### THE EXERCISE
Locate and copy all lines bearing the word "that".

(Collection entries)
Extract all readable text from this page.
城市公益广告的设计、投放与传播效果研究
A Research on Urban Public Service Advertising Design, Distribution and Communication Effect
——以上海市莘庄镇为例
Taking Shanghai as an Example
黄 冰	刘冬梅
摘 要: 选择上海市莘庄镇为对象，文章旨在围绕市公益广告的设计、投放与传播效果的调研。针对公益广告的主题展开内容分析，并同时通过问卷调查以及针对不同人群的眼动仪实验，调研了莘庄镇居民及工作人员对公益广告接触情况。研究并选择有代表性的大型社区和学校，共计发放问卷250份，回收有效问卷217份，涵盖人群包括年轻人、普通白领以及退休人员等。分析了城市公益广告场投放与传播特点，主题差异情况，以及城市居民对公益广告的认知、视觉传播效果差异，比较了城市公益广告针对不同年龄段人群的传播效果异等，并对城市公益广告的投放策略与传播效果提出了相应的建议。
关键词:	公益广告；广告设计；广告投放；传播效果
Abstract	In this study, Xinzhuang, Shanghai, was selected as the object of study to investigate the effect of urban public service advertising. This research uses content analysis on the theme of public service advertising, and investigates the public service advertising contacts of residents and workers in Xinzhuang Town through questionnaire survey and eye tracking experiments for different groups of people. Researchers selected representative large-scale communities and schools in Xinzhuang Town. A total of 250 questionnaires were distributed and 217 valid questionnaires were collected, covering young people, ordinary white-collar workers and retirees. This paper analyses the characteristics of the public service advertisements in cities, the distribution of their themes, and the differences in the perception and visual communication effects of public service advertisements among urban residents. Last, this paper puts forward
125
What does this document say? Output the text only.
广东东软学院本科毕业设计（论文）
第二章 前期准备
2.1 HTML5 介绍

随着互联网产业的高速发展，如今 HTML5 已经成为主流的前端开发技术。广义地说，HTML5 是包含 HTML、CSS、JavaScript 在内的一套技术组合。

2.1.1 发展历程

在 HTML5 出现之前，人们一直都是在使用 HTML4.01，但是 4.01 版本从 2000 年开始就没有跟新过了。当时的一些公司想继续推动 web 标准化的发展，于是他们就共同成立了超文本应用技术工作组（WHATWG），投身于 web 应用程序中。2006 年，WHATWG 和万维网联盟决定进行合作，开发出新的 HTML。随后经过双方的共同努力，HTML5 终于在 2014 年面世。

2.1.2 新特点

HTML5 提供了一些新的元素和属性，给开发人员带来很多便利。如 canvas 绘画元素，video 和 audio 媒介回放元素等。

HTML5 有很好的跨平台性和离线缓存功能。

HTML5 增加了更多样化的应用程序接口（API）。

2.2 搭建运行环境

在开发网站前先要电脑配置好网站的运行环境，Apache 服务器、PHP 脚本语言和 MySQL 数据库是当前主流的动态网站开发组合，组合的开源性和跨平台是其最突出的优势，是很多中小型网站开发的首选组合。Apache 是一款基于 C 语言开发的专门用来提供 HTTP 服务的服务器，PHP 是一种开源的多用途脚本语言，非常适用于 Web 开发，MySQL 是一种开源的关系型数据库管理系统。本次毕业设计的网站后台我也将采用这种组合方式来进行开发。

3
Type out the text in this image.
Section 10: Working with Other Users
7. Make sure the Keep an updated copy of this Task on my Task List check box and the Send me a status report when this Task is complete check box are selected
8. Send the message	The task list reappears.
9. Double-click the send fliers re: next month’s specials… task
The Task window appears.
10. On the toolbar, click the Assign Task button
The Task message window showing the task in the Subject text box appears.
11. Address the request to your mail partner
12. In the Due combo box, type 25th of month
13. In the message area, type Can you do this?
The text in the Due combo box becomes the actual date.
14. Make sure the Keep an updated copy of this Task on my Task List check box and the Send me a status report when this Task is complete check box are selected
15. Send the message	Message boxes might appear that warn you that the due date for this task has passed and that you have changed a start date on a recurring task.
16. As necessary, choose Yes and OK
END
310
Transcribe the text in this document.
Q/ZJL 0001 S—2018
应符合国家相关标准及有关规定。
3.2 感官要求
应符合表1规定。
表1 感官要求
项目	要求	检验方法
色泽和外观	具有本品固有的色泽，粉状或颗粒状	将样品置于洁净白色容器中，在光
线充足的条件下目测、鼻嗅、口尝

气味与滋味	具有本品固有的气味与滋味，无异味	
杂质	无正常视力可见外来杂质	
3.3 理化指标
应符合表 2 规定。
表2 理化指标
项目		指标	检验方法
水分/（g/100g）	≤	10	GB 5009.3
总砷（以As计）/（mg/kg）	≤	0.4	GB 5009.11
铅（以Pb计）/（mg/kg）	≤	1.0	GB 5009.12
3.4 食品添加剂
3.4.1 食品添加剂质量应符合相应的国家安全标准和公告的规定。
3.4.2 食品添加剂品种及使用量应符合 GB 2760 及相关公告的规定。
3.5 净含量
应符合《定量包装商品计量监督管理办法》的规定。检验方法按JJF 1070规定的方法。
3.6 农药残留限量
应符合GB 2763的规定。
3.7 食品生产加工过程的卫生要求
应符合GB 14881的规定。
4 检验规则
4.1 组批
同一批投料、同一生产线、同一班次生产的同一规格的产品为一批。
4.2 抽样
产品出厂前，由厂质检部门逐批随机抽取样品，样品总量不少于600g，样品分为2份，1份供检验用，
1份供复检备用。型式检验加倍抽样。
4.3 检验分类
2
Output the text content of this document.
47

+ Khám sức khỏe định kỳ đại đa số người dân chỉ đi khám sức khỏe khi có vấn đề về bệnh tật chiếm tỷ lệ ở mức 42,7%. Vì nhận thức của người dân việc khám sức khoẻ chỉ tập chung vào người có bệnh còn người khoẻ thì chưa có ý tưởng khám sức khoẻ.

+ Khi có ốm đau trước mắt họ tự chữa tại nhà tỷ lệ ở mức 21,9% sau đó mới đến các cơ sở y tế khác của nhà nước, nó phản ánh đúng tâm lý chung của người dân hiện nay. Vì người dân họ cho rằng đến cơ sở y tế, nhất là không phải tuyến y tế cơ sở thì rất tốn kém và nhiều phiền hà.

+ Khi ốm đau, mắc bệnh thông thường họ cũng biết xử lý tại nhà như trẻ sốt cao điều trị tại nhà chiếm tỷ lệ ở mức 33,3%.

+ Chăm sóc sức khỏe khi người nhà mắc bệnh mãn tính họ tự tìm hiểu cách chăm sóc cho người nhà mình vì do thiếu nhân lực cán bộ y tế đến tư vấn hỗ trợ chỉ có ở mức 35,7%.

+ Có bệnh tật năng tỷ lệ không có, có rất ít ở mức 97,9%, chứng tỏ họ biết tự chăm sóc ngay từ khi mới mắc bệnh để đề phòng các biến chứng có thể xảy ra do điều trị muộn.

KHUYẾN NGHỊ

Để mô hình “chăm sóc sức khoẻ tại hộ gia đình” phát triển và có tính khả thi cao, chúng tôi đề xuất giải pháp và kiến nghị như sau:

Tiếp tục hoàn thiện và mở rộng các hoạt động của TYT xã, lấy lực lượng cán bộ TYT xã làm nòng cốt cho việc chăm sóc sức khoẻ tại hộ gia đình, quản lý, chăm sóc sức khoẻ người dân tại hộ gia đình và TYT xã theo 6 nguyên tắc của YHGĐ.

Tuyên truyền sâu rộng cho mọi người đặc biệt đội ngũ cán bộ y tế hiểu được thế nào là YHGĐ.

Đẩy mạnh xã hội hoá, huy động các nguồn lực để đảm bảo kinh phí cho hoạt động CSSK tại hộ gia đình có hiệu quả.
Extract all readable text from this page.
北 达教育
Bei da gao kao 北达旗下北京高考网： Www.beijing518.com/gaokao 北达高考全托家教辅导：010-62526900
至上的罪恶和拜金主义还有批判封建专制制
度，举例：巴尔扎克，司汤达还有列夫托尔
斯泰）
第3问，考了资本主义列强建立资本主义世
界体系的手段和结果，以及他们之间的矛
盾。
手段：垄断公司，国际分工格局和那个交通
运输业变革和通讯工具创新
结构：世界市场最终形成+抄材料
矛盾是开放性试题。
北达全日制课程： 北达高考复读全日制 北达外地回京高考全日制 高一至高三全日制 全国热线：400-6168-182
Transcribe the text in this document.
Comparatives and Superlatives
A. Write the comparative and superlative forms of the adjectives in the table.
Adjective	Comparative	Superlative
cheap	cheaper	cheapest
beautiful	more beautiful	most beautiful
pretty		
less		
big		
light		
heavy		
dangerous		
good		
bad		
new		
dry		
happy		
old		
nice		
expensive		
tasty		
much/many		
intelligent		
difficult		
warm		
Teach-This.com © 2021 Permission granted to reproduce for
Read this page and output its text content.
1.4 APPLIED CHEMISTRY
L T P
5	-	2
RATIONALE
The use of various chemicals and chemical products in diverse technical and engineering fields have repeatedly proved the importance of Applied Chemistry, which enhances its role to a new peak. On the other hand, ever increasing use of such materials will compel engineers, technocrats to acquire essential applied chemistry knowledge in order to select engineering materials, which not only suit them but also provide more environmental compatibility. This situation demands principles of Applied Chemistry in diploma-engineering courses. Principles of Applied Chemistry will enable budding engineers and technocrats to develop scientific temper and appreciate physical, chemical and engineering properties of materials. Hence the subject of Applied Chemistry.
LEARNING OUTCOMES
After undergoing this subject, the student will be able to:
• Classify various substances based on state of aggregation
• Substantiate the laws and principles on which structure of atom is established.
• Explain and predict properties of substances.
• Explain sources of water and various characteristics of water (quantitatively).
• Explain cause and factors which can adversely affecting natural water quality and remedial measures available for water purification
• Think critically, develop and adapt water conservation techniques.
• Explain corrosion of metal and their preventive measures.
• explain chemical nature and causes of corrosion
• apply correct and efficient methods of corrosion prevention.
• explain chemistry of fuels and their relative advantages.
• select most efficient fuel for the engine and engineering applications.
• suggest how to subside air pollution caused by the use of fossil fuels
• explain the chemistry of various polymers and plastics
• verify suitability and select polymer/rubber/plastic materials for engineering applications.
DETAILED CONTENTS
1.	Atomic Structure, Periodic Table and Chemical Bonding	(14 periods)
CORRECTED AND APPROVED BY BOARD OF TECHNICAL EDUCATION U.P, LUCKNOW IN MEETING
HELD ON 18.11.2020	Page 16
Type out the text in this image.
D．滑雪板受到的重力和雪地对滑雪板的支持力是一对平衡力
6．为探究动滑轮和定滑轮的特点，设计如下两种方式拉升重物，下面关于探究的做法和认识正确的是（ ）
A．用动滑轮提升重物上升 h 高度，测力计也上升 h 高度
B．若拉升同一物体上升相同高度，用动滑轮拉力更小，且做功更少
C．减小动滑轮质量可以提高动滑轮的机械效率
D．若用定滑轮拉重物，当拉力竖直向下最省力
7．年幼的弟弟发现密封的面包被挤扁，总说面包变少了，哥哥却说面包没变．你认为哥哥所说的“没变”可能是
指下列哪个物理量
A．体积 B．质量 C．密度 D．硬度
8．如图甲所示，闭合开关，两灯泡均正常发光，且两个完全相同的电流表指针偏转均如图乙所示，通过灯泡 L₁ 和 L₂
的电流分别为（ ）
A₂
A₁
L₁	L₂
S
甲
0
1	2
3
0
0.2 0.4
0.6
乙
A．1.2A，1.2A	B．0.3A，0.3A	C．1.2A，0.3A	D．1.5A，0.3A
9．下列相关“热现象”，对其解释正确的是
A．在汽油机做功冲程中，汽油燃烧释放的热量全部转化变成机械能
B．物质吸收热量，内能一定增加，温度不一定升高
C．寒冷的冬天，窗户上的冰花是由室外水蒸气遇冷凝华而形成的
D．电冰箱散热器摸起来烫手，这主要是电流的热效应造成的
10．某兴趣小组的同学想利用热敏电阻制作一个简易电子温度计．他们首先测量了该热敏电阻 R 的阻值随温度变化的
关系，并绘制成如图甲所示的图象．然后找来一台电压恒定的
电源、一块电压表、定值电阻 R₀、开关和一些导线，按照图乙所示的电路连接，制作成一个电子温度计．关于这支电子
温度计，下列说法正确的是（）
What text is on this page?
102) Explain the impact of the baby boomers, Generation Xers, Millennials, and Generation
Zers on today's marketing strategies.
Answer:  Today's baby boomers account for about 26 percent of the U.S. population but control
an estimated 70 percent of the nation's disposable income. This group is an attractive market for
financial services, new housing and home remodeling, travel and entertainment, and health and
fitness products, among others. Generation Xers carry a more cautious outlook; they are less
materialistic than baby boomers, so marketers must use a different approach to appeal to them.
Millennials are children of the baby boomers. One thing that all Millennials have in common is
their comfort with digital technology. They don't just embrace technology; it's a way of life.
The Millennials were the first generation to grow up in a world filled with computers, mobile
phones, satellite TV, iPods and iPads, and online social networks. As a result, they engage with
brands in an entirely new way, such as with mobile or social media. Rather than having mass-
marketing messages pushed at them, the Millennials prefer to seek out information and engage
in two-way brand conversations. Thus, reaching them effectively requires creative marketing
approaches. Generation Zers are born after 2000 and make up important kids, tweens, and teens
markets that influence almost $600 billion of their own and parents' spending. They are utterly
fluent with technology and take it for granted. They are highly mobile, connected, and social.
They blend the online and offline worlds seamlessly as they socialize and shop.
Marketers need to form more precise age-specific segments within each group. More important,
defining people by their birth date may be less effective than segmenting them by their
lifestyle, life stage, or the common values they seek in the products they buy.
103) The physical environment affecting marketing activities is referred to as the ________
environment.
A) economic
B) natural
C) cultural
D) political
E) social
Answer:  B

### ANSWER TO THE PROBLEM
15. Send the message	Message boxes might appear that warn you that the due date for this task has passed and that you have changed a start date on a recurring task.
Millennials are children of the baby boomers. One thing that all Millennials have in common is
markets that influence almost $600 billion of their own and parents' spending. They are utterly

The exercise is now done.